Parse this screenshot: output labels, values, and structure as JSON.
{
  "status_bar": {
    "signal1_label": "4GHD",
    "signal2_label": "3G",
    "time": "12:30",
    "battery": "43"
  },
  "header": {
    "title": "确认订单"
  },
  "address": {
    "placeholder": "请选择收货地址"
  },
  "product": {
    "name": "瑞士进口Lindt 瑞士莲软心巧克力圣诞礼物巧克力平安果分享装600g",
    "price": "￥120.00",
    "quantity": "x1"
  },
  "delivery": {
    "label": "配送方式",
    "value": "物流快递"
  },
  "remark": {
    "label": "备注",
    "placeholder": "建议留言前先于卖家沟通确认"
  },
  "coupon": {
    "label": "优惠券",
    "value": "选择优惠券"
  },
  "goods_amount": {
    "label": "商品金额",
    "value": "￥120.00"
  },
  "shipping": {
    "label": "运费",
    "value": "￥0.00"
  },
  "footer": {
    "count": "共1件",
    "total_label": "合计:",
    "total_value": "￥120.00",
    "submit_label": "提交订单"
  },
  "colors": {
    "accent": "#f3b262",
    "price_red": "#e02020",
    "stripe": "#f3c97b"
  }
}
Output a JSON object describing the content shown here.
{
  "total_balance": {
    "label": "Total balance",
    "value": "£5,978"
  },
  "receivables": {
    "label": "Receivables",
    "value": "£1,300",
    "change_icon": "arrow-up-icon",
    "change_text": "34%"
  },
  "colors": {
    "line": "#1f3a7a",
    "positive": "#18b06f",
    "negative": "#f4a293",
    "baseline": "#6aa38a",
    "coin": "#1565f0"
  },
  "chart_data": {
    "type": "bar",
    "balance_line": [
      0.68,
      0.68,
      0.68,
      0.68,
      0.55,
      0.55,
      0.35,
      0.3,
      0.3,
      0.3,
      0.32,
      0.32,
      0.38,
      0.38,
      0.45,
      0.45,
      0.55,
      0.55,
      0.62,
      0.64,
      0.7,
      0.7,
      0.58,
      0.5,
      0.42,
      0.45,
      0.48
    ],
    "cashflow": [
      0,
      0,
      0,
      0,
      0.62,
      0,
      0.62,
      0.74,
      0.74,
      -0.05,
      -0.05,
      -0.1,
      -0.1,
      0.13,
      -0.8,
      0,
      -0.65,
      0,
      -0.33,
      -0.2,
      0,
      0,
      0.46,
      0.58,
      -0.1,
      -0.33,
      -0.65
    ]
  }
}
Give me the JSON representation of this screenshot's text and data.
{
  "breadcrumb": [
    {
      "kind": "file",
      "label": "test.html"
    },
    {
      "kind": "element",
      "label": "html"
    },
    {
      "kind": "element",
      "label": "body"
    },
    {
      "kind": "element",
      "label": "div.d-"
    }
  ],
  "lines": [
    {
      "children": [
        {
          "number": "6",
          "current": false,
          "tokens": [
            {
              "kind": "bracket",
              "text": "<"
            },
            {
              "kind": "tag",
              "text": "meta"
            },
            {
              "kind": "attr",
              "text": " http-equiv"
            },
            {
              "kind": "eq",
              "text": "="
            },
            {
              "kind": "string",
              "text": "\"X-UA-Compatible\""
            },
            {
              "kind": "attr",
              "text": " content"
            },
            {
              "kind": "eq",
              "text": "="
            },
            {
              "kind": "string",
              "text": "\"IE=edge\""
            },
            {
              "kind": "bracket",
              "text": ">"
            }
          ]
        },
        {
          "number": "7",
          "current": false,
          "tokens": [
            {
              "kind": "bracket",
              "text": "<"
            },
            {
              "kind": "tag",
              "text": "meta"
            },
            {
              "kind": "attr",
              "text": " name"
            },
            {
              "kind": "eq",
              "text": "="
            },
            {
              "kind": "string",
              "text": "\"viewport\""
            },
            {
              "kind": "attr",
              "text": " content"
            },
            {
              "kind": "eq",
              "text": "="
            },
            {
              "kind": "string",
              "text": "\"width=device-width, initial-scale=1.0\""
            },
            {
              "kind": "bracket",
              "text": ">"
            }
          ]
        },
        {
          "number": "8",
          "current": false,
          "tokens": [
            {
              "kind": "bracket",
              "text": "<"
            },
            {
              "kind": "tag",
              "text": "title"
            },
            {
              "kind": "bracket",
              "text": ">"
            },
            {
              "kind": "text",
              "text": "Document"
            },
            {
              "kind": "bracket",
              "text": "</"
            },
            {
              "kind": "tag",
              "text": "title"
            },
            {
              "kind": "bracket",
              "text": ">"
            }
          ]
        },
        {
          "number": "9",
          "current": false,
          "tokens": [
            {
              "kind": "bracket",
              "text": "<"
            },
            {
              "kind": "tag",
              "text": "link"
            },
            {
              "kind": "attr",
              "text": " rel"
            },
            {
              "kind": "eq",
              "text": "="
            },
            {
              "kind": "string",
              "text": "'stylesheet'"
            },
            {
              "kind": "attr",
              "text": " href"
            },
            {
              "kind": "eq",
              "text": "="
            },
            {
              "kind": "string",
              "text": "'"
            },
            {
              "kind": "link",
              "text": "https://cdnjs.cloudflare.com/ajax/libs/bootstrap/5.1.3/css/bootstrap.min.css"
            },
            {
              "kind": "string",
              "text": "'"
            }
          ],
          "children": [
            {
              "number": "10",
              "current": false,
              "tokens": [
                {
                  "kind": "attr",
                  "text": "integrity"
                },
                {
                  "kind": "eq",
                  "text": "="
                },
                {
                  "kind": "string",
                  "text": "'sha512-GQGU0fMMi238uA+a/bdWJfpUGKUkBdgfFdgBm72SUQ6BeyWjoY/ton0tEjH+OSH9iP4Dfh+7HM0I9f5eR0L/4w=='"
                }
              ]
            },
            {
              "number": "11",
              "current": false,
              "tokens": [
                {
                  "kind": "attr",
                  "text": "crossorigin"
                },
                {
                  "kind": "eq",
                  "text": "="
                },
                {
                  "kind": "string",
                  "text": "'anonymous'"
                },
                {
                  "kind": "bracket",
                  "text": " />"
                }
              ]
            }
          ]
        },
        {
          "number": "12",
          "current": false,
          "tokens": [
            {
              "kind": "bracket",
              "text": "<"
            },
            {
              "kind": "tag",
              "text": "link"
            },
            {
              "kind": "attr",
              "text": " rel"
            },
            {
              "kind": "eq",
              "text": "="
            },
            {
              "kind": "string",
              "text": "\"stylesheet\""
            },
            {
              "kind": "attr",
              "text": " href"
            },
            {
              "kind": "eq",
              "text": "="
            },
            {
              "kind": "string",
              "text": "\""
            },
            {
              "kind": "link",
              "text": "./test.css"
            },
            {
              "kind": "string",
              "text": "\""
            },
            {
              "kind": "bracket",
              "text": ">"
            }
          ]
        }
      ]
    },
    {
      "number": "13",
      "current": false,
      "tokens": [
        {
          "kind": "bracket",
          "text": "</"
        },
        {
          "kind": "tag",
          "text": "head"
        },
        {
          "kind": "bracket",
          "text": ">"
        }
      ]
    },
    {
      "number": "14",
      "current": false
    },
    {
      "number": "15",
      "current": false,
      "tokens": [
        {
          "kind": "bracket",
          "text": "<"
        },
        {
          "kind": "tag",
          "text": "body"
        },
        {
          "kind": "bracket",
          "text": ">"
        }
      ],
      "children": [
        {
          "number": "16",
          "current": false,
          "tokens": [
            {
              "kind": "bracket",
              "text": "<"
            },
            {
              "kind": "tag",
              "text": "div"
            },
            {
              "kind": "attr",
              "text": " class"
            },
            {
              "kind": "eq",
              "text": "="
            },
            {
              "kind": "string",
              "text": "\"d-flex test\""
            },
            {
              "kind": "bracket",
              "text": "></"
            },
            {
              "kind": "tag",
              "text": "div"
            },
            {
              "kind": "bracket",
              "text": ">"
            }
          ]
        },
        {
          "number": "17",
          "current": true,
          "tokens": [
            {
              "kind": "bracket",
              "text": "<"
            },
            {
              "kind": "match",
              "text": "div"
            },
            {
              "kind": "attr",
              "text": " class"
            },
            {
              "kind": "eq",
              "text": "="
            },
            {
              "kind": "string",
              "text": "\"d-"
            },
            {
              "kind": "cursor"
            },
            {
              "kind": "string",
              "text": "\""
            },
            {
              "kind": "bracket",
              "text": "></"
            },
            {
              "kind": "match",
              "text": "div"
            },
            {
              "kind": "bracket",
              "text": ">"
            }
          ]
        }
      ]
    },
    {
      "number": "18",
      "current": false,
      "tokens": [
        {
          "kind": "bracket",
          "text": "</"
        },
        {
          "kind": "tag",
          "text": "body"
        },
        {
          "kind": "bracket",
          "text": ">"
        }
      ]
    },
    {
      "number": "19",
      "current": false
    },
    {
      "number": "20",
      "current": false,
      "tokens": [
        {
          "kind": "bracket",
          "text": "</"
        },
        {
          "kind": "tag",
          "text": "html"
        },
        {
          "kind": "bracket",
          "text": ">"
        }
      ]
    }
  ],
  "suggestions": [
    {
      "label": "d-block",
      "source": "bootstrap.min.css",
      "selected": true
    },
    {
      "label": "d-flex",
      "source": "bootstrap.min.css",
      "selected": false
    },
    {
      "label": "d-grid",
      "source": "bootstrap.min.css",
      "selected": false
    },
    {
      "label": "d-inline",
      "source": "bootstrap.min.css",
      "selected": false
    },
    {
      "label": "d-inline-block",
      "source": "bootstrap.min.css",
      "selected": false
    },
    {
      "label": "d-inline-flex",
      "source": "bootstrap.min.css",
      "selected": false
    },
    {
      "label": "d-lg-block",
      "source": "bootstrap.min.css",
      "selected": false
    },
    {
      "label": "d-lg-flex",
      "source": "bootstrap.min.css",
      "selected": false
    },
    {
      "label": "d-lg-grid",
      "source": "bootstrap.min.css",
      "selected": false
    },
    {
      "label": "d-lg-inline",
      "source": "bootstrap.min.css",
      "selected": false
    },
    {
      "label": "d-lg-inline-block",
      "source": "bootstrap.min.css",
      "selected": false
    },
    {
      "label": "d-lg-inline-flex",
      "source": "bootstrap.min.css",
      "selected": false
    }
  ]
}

- **REQUIRED WORK**: Check every line of the data, and copy the ones that contain "screenshot".

- **WORKED ANSWER**:
Parse this screenshot: output labels, values, and structure as JSON.
Give me the JSON representation of this screenshot's text and data.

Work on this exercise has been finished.